| Records |
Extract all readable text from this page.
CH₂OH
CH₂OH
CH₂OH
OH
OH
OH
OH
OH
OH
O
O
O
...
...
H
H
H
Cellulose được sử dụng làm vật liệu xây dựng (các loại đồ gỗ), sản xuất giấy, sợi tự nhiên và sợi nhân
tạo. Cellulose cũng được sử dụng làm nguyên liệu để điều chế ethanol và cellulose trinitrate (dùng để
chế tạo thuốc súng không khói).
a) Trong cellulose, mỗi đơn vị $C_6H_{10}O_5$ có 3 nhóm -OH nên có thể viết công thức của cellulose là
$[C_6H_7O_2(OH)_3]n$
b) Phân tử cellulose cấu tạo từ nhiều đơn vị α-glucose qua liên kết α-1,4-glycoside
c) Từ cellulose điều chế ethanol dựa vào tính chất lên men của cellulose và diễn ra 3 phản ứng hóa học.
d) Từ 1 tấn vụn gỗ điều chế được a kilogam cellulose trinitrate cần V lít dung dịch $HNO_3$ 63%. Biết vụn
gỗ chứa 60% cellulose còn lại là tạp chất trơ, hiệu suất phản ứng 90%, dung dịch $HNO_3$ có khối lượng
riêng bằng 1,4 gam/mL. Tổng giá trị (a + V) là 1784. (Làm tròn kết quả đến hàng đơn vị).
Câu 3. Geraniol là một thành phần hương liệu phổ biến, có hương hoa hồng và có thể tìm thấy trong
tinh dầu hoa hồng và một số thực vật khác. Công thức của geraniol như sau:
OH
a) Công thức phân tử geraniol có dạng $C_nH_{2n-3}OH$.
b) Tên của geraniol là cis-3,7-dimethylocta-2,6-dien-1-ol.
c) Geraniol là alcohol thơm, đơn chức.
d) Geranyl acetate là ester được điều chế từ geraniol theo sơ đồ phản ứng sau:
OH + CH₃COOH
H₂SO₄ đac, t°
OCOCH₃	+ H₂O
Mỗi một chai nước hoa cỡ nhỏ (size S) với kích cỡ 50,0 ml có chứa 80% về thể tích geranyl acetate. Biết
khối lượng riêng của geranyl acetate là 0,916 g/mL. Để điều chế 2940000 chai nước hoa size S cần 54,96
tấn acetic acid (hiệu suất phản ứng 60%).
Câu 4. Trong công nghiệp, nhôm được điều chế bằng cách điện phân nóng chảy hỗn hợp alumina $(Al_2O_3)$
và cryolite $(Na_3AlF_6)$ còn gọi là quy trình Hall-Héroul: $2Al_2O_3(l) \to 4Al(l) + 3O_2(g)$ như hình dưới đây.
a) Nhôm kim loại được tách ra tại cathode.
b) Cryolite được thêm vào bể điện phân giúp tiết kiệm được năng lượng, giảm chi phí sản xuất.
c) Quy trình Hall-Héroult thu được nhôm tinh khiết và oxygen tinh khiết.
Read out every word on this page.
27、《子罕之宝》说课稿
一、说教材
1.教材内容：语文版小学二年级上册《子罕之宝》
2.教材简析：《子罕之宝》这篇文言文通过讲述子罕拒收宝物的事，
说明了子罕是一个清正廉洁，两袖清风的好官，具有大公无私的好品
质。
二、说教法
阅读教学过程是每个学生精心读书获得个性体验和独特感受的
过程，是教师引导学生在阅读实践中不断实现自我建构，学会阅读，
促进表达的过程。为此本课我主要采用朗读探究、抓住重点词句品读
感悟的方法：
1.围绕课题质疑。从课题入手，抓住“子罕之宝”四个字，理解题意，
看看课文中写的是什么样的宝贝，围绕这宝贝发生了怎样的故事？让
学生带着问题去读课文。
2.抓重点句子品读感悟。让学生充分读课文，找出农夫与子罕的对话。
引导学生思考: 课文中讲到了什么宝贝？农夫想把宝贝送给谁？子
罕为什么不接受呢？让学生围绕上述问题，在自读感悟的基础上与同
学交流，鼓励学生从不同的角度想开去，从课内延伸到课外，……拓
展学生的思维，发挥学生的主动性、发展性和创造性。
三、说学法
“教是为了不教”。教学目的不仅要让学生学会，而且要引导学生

--

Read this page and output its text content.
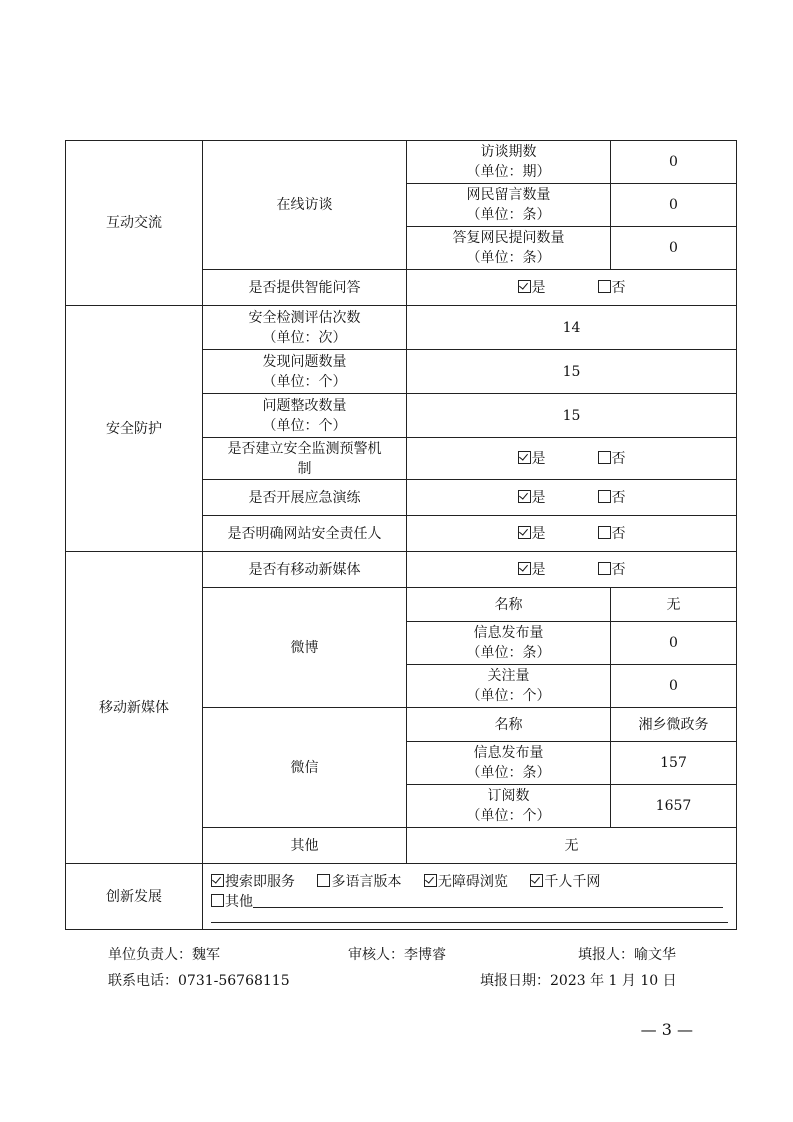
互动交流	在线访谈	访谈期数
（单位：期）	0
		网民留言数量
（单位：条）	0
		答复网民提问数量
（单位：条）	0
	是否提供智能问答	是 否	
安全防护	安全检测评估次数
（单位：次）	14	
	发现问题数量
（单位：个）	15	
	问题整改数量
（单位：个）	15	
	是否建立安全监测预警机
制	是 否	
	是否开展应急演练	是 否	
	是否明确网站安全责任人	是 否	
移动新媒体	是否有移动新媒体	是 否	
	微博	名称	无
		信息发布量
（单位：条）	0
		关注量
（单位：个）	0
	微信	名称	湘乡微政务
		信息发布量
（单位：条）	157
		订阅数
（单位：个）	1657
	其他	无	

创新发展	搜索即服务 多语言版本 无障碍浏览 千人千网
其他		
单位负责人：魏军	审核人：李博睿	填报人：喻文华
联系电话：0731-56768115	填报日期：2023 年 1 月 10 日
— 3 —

| Exercise description |
List the lines that contain the word "dụng".

| Full answer |
Cellulose được sử dụng làm vật liệu xây dựng (các loại đồ gỗ), sản xuất giấy, sợi tự nhiên và sợi nhân
tạo. Cellulose cũng được sử dụng làm nguyên liệu để điều chế ethanol và cellulose trinitrate (dùng để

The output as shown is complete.